● What to do
Copy each record exactly as it reads, leaving out any pictures it holds.

***

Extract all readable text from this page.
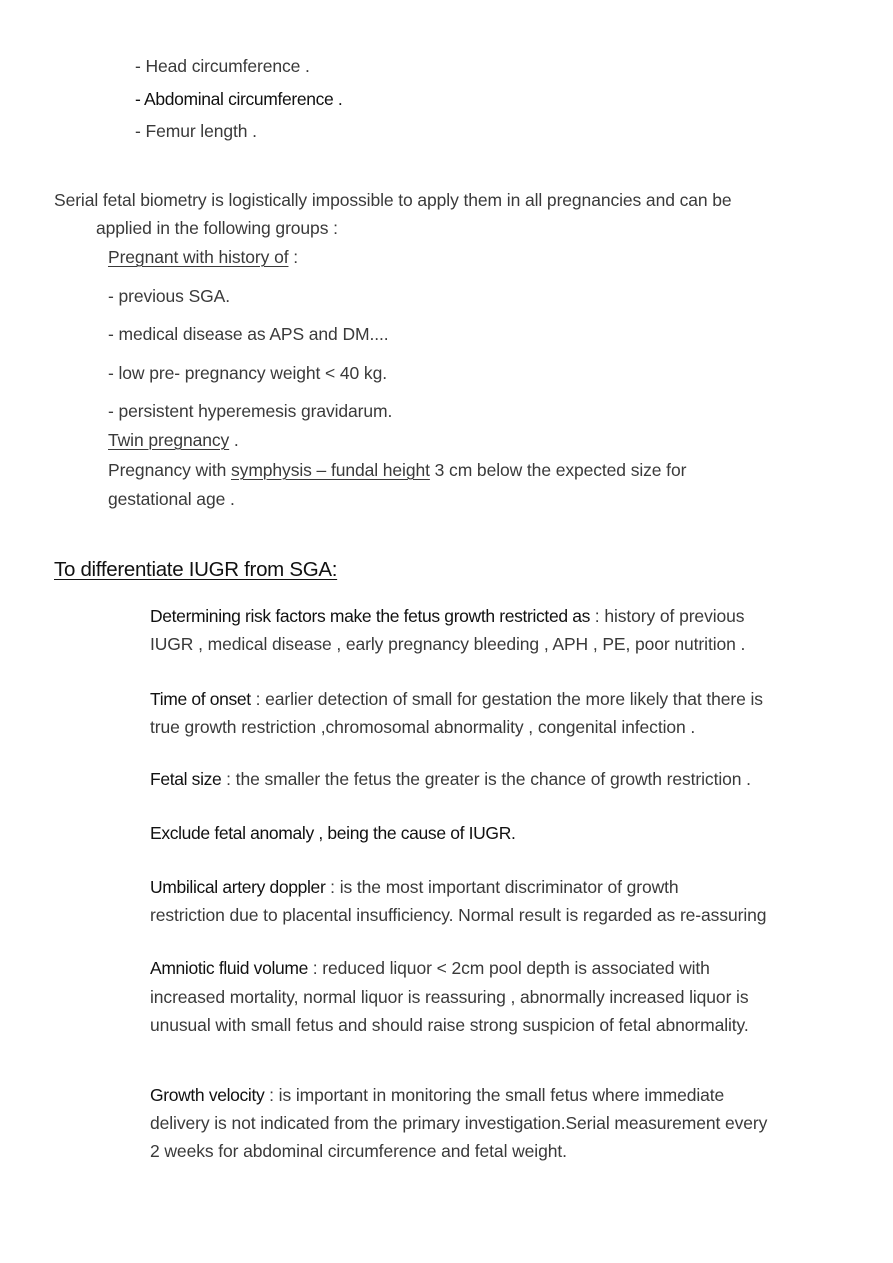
- Head circumference .

- Abdominal circumference .

- Femur length .

Serial fetal biometry is logistically impossible to apply them in all pregnancies and can be

applied in the following groups :

Pregnant with history of :

- previous SGA.

- medical disease as APS and DM....

- low pre- pregnancy weight < 40 kg.

- persistent hyperemesis gravidarum.

Twin pregnancy .

Pregnancy with symphysis – fundal height 3 cm below the expected size for

gestational age .

To differentiate IUGR from SGA:

Determining risk factors make the fetus growth restricted as : history of previous

IUGR , medical disease , early pregnancy bleeding , APH , PE, poor nutrition .

Time of onset : earlier detection of small for gestation the more likely that there is

true growth restriction ,chromosomal abnormality , congenital infection .

Fetal size : the smaller the fetus the greater is the chance of growth restriction .

Exclude fetal anomaly , being the cause of IUGR.

Umbilical artery doppler : is the most important discriminator of growth

restriction due to placental insufficiency. Normal result is regarded as re-assuring

Amniotic fluid volume : reduced liquor < 2cm pool depth is associated with

increased mortality, normal liquor is reassuring , abnormally increased liquor is

unusual with small fetus and should raise strong suspicion of fetal abnormality.

Growth velocity : is important in monitoring the small fetus where immediate

delivery is not indicated from the primary investigation.Serial measurement every

2 weeks for abdominal circumference and fetal weight.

***

● Result below
Extract all readable text from this page.
- Head circumference .

- Abdominal circumference .

- Femur length .

Serial fetal biometry is logistically impossible to apply them in all pregnancies and can be

applied in the following groups :

Pregnant with history of :

- previous SGA.

- medical disease as APS and DM....

- low pre- pregnancy weight < 40 kg.

- persistent hyperemesis gravidarum.

Twin pregnancy .

Pregnancy with symphysis – fundal height 3 cm below the expected size for

gestational age .

To differentiate IUGR from SGA:

Determining risk factors make the fetus growth restricted as : history of previous

IUGR , medical disease , early pregnancy bleeding , APH , PE, poor nutrition .

Time of onset : earlier detection of small for gestation the more likely that there is

true growth restriction ,chromosomal abnormality , congenital infection .

Fetal size : the smaller the fetus the greater is the chance of growth restriction .

Exclude fetal anomaly , being the cause of IUGR.

Umbilical artery doppler : is the most important discriminator of growth

restriction due to placental insufficiency. Normal result is regarded as re-assuring

Amniotic fluid volume : reduced liquor < 2cm pool depth is associated with

increased mortality, normal liquor is reassuring , abnormally increased liquor is

unusual with small fetus and should raise strong suspicion of fetal abnormality.

Growth velocity : is important in monitoring the small fetus where immediate

delivery is not indicated from the primary investigation.Serial measurement every

2 weeks for abdominal circumference and fetal weight.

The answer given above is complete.